[Stored items from a collection]
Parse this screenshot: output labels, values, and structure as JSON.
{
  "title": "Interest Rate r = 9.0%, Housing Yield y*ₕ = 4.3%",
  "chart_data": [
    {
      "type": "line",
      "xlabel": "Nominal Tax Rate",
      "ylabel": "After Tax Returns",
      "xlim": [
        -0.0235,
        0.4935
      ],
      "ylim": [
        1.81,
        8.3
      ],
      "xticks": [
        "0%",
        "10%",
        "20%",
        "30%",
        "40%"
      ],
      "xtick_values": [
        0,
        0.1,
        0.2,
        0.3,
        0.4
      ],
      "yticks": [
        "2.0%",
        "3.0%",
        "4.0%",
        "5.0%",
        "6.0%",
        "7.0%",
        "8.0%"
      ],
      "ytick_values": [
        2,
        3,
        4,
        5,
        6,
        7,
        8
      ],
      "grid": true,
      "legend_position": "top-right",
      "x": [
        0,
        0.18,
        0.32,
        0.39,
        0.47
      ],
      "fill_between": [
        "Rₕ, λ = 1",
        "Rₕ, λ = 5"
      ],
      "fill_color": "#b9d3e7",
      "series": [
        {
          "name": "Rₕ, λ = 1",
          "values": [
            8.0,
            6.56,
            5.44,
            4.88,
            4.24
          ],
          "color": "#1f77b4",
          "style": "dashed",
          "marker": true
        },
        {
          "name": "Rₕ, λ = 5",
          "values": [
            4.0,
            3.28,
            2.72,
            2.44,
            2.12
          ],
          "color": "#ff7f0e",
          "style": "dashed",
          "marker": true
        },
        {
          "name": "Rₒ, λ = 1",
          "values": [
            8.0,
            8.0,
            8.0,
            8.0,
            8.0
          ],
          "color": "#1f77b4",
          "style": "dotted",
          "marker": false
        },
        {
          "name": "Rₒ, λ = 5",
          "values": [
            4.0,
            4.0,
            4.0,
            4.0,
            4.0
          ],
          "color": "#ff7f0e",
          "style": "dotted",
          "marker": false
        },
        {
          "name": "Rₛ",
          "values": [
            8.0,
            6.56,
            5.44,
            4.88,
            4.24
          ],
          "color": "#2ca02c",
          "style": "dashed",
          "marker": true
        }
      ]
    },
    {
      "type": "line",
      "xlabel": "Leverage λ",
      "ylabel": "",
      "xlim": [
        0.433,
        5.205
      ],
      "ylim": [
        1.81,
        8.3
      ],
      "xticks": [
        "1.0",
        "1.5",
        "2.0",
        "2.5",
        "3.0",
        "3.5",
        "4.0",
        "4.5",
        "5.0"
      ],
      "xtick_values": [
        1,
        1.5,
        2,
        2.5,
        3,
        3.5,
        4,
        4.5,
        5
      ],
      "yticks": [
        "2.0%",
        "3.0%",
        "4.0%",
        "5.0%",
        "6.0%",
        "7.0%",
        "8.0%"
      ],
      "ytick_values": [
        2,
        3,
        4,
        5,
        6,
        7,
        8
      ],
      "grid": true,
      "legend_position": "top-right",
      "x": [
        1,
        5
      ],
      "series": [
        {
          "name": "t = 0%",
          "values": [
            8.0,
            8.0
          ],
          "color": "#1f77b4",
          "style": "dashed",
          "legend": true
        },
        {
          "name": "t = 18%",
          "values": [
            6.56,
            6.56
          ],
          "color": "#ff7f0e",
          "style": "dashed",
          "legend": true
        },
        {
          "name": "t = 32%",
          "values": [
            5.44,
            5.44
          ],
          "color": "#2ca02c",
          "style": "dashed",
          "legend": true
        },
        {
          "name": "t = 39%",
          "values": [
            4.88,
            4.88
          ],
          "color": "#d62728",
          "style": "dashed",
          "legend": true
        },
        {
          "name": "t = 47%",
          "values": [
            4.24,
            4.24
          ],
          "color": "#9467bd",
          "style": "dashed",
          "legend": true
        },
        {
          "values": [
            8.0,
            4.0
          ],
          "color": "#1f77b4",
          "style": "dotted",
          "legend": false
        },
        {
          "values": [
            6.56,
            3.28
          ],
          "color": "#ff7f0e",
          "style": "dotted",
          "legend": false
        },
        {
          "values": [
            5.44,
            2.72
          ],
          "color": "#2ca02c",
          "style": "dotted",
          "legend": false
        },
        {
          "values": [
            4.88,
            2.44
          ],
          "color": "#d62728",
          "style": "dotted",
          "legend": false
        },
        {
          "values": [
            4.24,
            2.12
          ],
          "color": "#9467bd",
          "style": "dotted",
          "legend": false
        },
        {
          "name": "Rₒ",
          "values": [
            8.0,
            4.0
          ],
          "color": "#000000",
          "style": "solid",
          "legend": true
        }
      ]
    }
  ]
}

...

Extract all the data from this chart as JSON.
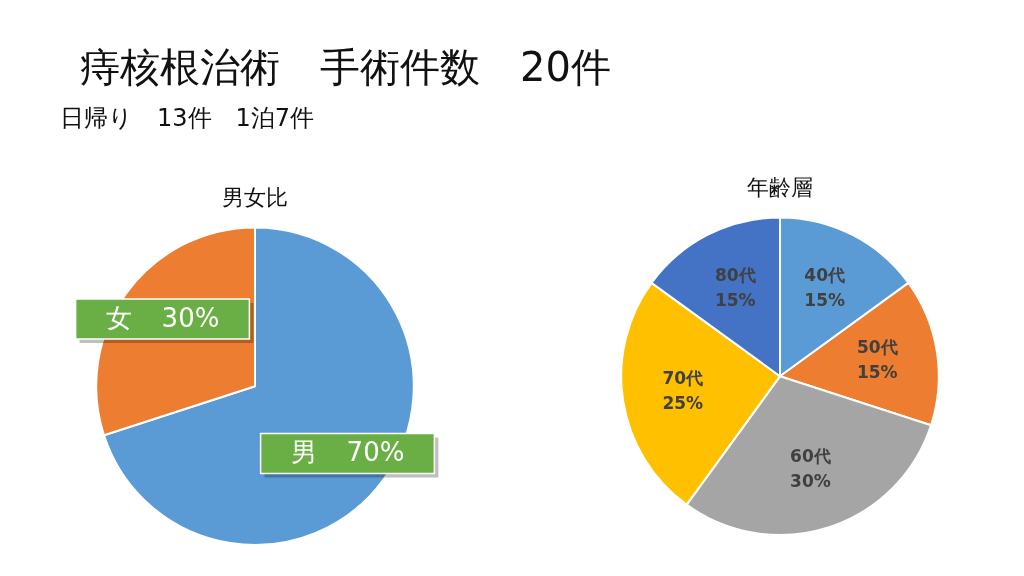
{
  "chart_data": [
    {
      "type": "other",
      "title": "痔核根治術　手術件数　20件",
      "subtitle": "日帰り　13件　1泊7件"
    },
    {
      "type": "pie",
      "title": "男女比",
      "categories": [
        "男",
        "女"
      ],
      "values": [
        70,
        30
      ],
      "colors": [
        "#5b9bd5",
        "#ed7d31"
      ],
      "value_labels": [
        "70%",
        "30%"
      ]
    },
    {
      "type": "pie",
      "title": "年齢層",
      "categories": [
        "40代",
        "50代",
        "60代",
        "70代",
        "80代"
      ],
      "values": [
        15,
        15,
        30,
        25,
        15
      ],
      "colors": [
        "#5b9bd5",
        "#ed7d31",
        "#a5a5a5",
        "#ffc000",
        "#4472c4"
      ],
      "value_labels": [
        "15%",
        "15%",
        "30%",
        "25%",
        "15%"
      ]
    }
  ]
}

### DIRECTIVE
Reply with the number of lines in the preceding entries that contain "xlabel", and no other words.

### FULL ANSWER
2